___ Provided records ___
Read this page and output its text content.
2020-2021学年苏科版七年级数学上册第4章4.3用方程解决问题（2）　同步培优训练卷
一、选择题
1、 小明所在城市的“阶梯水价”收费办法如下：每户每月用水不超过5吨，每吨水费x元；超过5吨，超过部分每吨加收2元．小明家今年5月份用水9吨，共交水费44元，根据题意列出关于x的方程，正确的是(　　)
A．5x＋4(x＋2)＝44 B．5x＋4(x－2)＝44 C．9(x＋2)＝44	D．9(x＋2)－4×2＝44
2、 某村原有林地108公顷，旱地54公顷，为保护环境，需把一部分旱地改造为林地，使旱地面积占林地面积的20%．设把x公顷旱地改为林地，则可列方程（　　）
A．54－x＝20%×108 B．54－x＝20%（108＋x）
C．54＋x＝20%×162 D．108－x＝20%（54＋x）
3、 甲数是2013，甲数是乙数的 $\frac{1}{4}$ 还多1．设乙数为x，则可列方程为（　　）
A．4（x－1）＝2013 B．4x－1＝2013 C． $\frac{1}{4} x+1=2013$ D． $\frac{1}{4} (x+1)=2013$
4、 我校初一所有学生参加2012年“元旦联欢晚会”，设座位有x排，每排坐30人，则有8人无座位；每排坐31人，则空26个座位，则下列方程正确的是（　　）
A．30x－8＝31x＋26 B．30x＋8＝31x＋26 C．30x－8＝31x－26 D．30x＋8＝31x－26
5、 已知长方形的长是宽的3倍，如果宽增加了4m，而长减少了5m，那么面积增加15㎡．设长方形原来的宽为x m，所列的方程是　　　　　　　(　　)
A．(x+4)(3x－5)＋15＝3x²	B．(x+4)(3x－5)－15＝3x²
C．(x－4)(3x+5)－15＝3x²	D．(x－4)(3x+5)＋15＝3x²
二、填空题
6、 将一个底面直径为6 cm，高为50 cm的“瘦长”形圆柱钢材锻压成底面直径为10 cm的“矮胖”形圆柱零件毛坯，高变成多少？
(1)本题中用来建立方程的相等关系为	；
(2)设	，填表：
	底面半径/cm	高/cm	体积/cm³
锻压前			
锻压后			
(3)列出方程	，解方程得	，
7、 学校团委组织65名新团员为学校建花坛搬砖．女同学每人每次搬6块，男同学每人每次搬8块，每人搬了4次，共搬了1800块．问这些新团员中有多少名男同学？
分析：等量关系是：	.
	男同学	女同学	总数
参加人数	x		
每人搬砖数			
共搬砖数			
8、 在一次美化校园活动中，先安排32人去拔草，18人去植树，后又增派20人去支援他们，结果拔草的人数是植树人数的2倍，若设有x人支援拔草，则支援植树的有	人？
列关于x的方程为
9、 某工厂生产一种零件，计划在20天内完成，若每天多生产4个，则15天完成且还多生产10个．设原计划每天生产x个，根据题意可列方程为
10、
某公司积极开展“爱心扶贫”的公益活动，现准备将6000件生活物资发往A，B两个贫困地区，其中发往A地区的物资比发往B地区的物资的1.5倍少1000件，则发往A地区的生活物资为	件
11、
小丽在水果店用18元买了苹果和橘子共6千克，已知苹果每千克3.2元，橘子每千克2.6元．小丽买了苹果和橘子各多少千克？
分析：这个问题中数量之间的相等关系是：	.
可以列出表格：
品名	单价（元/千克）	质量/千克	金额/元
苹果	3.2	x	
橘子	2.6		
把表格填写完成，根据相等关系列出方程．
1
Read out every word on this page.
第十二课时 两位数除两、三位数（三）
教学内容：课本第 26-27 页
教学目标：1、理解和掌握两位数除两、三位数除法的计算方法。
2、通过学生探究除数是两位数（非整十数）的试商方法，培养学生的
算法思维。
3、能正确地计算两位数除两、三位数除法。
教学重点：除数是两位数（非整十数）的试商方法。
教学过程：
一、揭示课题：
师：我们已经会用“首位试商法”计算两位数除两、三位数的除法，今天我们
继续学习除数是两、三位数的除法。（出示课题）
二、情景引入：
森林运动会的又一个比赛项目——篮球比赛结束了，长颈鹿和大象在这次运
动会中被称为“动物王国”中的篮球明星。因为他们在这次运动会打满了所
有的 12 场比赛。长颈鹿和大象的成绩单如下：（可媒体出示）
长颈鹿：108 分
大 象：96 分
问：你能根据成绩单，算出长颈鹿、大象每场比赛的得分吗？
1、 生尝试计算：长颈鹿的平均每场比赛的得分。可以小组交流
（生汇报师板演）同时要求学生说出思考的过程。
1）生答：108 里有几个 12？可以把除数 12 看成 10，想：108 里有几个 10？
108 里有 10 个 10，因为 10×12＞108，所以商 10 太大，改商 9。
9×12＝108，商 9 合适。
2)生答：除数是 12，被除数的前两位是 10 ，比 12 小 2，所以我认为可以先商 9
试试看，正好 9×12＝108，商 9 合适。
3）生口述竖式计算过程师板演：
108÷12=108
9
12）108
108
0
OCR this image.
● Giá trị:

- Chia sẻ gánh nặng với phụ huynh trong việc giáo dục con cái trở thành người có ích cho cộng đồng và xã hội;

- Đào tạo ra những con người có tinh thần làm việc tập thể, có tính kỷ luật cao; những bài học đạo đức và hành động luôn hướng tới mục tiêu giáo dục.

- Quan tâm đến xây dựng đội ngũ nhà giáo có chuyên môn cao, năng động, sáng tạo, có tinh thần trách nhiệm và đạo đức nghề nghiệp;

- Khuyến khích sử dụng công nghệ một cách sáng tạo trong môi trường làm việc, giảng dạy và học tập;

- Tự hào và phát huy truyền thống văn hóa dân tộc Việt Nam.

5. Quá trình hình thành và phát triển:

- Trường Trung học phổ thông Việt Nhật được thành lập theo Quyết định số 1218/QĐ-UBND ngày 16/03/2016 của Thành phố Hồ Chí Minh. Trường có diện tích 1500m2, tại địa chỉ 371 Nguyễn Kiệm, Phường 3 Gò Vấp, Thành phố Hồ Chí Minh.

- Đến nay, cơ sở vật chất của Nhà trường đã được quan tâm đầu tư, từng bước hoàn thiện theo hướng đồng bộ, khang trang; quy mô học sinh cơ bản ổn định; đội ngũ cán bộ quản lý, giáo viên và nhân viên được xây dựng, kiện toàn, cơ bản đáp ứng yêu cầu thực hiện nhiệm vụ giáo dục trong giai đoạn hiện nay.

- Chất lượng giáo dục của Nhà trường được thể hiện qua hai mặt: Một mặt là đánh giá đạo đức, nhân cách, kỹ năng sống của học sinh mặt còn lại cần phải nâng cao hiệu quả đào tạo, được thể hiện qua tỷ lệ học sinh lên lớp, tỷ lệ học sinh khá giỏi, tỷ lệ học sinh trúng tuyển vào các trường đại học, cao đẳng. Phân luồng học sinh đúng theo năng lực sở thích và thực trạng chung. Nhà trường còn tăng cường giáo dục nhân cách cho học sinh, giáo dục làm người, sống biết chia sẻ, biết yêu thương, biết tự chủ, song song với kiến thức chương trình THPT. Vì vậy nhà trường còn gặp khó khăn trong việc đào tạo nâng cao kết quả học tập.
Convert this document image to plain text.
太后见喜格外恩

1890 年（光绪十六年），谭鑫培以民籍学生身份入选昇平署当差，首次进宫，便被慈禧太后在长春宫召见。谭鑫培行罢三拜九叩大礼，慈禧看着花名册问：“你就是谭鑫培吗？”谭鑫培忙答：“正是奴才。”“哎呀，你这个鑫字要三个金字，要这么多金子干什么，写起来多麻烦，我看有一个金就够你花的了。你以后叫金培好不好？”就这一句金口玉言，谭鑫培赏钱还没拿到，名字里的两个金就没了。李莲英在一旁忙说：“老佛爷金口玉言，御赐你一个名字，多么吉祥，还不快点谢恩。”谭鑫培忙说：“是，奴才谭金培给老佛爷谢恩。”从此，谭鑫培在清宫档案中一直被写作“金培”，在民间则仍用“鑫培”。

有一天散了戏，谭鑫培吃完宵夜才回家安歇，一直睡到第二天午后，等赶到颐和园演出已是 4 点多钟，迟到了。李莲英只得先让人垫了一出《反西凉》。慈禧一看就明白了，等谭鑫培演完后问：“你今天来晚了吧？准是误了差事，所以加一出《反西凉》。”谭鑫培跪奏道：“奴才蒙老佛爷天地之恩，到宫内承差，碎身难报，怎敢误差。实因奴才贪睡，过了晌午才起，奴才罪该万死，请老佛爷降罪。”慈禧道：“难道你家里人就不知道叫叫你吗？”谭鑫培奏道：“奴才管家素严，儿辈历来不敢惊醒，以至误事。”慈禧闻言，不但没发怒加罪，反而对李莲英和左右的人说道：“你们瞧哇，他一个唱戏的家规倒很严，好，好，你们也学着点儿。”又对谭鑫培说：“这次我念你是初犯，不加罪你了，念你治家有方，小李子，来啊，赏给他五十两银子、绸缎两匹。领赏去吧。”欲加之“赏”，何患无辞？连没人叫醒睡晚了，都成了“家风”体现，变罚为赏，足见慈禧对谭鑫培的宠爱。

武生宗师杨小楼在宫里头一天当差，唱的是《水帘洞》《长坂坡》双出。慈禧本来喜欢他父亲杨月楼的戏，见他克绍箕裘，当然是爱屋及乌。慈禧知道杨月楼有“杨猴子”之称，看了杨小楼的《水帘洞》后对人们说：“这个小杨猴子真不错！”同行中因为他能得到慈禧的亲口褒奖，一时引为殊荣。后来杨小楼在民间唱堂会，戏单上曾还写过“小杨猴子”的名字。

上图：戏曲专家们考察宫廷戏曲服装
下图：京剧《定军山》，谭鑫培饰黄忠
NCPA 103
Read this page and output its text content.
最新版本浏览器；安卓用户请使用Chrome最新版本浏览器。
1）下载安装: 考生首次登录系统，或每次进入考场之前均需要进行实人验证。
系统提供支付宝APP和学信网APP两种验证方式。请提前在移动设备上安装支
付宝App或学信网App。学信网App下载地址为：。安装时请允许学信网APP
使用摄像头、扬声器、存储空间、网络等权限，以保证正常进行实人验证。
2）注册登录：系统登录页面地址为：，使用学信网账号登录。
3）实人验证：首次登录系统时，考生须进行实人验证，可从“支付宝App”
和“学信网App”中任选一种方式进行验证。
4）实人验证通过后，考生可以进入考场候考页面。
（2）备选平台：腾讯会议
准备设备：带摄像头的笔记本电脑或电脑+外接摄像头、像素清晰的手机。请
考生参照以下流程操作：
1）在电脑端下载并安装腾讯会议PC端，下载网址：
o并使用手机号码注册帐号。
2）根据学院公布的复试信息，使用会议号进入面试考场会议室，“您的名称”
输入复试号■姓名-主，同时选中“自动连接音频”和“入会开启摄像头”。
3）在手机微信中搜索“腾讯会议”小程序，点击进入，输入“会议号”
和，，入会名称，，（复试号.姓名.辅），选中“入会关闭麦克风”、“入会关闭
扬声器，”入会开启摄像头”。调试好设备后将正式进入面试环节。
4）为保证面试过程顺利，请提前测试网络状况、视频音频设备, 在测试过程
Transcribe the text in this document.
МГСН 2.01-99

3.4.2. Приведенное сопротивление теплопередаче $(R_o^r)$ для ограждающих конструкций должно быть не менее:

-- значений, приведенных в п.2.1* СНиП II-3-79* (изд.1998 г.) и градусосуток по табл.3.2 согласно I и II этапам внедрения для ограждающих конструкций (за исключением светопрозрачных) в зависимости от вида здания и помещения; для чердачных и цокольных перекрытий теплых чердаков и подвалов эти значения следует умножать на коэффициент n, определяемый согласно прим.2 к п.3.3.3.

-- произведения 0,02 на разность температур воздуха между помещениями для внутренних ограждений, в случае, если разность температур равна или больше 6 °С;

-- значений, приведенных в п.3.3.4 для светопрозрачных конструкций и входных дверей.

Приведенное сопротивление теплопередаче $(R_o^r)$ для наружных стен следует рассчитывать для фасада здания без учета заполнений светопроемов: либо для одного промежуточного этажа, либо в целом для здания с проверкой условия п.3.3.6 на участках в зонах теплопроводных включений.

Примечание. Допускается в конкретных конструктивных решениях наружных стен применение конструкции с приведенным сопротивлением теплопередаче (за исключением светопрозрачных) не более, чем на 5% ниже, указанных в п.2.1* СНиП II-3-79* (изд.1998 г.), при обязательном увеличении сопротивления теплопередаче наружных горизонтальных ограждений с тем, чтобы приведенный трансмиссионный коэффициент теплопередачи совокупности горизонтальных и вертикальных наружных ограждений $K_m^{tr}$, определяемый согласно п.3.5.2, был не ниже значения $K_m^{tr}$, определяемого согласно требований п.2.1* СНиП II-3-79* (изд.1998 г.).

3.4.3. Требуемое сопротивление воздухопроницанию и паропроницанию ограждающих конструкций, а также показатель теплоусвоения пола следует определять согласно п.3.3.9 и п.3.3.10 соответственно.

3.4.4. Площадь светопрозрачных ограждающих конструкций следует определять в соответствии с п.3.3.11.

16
___
Collect the lines of the data that carry the word "入会开启摄像头".

> [Reply]
输入复试号■姓名-主，同时选中“自动连接音频”和“入会开启摄像头”。
扬声器，”入会开启摄像头”。调试好设备后将正式进入面试环节。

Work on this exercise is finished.